§ **TASK REQUIREMENTS**
Find the lines holding "ændring" and copy them.

[Data extracted from a collection]
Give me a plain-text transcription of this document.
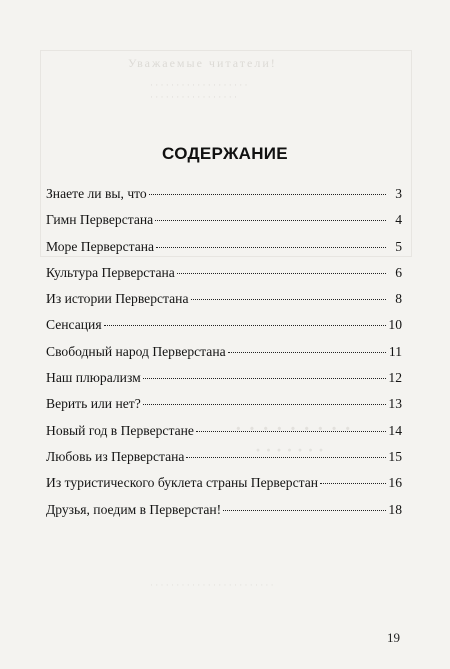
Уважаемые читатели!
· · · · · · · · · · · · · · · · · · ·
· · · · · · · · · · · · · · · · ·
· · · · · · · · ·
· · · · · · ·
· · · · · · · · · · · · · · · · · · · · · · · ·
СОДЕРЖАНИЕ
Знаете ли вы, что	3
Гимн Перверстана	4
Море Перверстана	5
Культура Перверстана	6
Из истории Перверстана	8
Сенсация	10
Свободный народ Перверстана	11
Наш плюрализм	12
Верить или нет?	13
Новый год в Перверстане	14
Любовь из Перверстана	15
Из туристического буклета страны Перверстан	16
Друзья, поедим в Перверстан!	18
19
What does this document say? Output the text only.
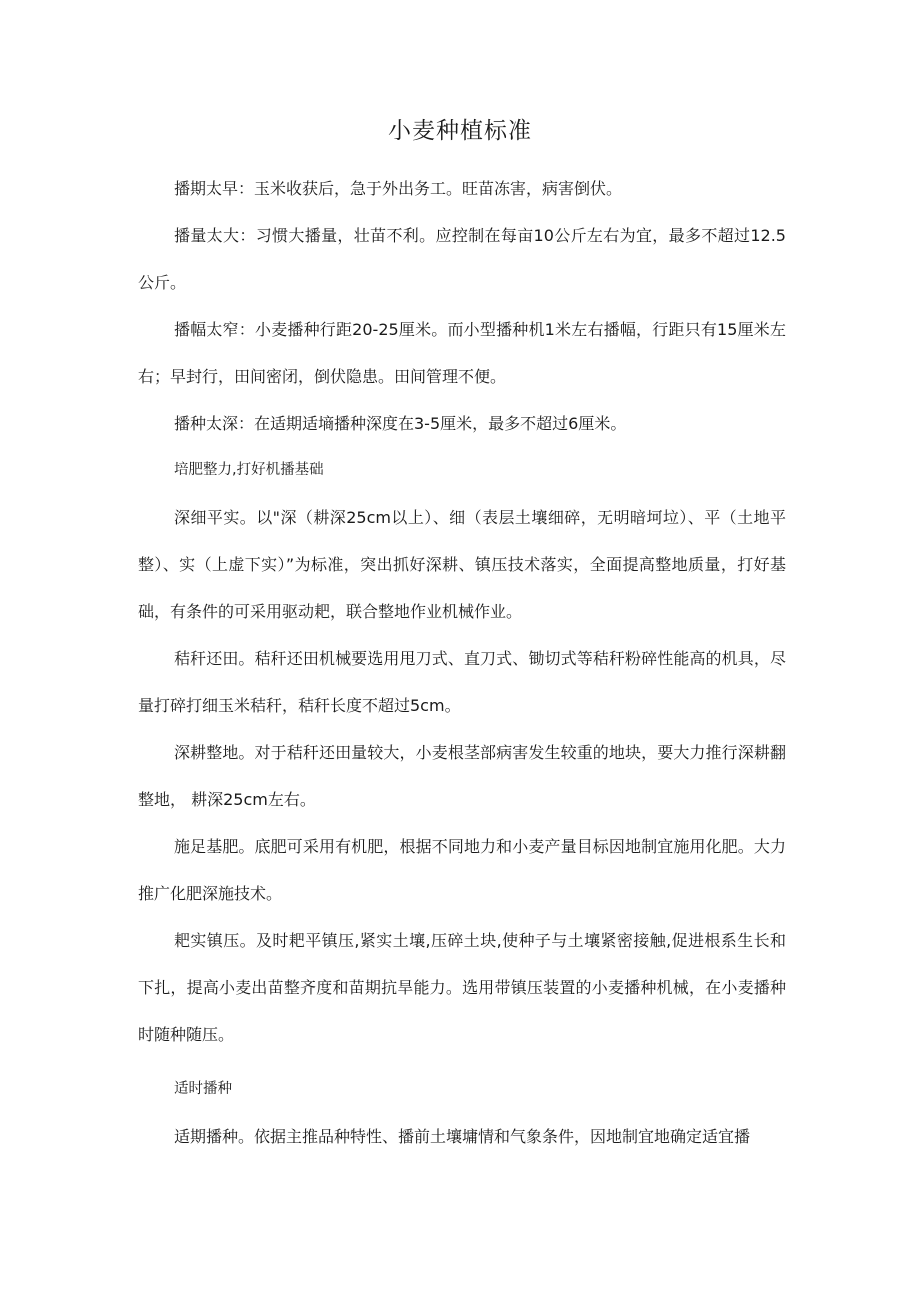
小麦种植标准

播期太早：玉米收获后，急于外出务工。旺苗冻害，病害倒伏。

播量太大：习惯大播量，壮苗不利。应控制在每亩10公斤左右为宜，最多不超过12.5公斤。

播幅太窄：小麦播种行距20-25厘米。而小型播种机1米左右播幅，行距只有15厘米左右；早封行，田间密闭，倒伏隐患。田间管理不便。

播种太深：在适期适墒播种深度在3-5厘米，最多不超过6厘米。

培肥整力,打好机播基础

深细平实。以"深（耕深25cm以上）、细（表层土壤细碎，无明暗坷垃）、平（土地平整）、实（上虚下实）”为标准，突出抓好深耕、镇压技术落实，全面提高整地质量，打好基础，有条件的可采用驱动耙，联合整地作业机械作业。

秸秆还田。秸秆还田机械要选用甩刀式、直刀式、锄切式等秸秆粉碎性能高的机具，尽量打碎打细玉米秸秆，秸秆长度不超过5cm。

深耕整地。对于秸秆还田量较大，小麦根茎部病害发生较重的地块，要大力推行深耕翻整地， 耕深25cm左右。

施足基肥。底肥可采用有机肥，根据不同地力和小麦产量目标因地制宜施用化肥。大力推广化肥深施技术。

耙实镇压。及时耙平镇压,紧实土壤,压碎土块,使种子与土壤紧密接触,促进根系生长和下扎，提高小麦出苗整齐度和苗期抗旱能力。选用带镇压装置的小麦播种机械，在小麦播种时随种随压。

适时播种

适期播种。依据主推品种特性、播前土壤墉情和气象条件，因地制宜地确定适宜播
--
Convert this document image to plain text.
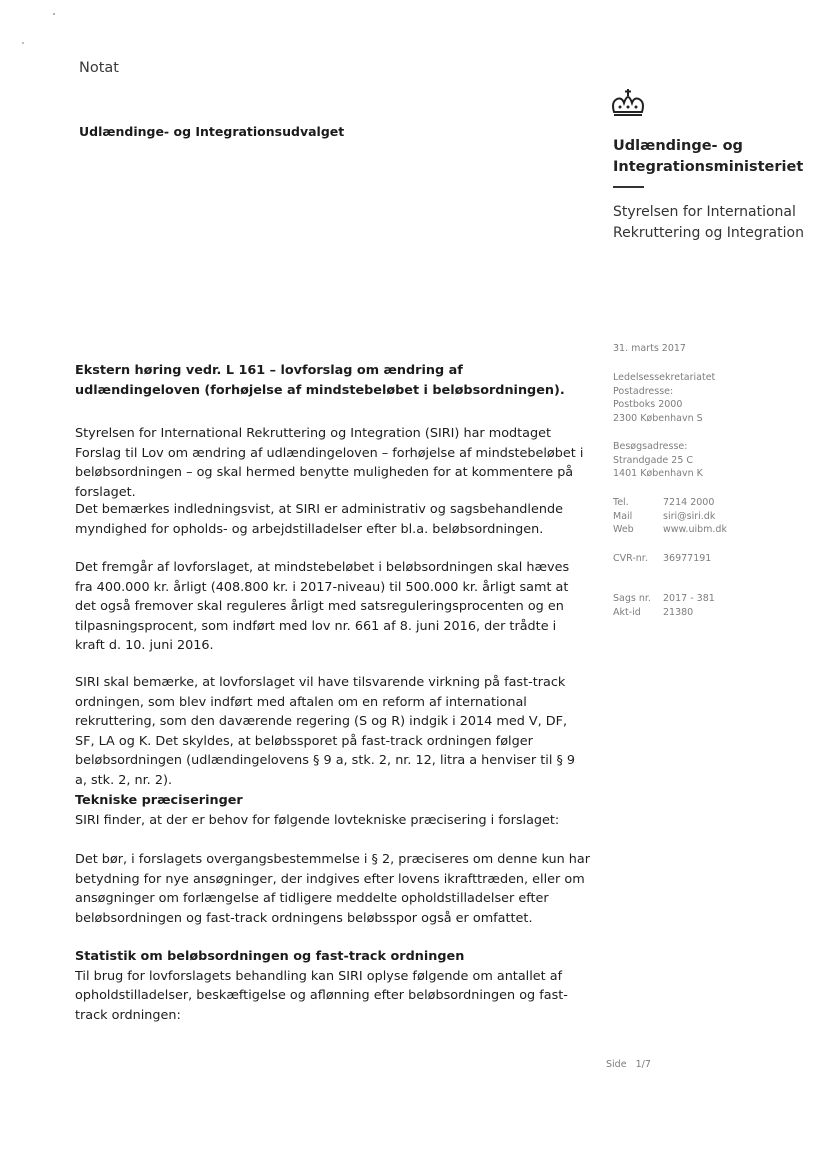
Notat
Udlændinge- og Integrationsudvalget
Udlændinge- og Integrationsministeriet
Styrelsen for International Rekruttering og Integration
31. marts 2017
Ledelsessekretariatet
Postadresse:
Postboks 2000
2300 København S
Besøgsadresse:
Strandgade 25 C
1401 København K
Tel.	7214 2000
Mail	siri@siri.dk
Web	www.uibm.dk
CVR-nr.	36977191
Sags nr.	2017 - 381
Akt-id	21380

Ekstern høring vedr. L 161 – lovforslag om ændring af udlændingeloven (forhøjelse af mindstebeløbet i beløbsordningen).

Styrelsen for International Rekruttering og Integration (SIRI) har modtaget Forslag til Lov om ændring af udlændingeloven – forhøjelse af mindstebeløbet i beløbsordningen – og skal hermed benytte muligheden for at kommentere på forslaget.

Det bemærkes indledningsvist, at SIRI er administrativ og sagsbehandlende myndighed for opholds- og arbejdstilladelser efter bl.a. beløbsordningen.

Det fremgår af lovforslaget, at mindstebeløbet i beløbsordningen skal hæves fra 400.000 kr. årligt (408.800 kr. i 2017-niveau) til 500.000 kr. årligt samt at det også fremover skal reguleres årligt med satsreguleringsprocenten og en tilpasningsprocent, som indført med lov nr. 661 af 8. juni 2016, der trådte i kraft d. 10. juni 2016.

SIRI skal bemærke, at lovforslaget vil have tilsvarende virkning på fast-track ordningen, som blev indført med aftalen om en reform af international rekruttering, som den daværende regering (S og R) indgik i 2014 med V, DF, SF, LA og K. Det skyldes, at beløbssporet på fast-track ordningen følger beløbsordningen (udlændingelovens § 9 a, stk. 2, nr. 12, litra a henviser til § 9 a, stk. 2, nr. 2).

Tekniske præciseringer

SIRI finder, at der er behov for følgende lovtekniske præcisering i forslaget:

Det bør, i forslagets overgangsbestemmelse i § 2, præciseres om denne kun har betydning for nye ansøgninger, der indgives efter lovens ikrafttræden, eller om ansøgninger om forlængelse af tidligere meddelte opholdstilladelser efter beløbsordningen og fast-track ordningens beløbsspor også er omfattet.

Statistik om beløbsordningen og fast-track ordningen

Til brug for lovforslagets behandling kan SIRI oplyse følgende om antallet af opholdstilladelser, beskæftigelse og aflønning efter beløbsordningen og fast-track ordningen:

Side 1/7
...
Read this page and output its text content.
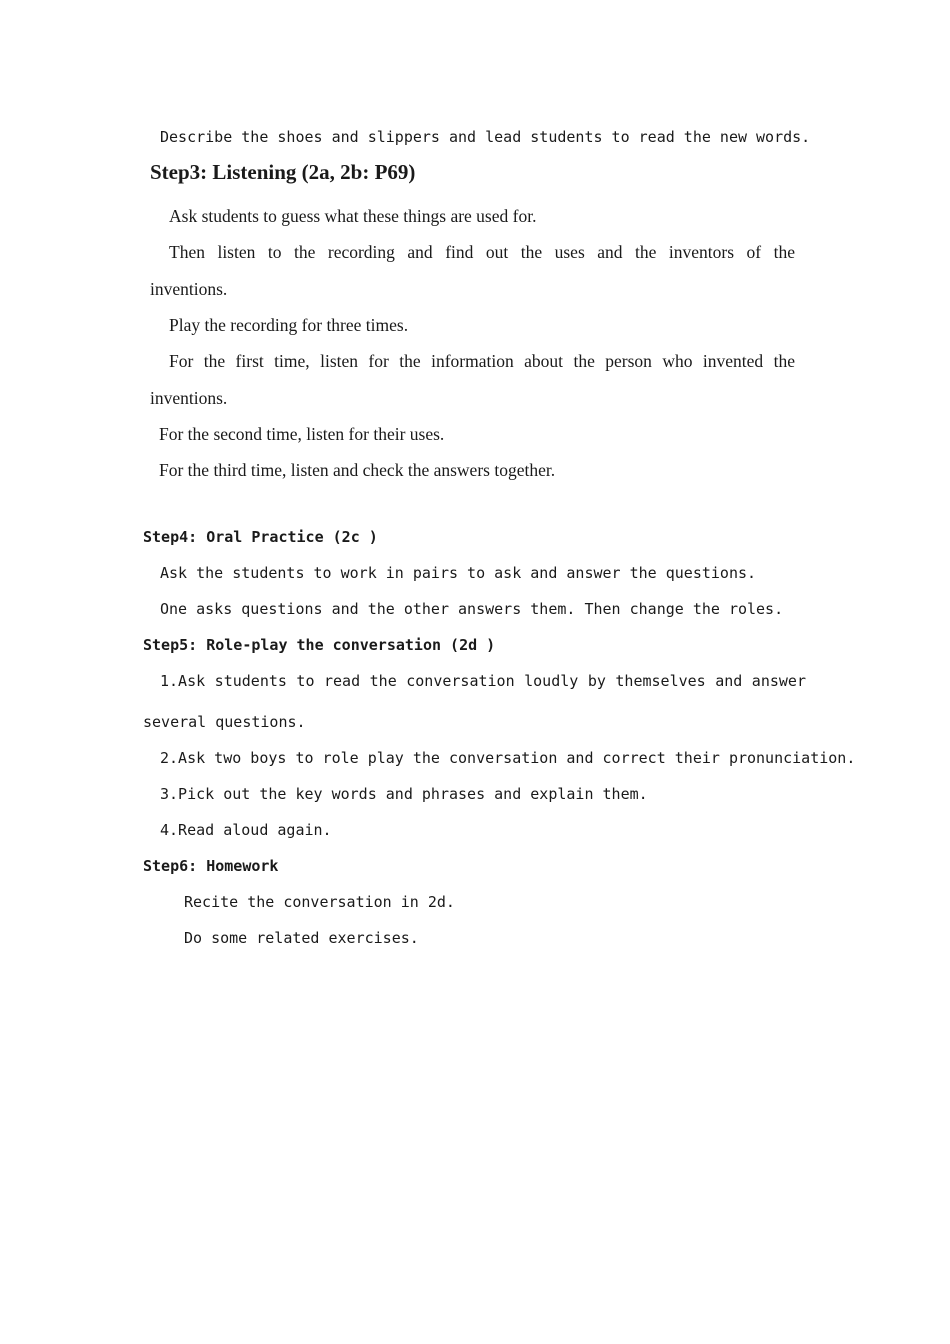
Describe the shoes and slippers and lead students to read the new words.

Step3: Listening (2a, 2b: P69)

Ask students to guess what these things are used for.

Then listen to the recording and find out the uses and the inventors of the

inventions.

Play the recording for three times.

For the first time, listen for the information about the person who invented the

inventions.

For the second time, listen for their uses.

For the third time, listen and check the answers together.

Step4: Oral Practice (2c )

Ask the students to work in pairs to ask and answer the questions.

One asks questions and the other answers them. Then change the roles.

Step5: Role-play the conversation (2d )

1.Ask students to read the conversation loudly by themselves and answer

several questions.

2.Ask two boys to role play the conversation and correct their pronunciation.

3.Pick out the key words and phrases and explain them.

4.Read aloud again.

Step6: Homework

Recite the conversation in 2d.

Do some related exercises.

§ **THE RESPONSE**
Ekstern høring vedr. L 161 – lovforslag om ændring af udlændingeloven (forhøjelse af mindstebeløbet i beløbsordningen).
Styrelsen for International Rekruttering og Integration (SIRI) har modtaget Forslag til Lov om ændring af udlændingeloven – forhøjelse af mindstebeløbet i beløbsordningen – og skal hermed benytte muligheden for at kommentere på forslaget.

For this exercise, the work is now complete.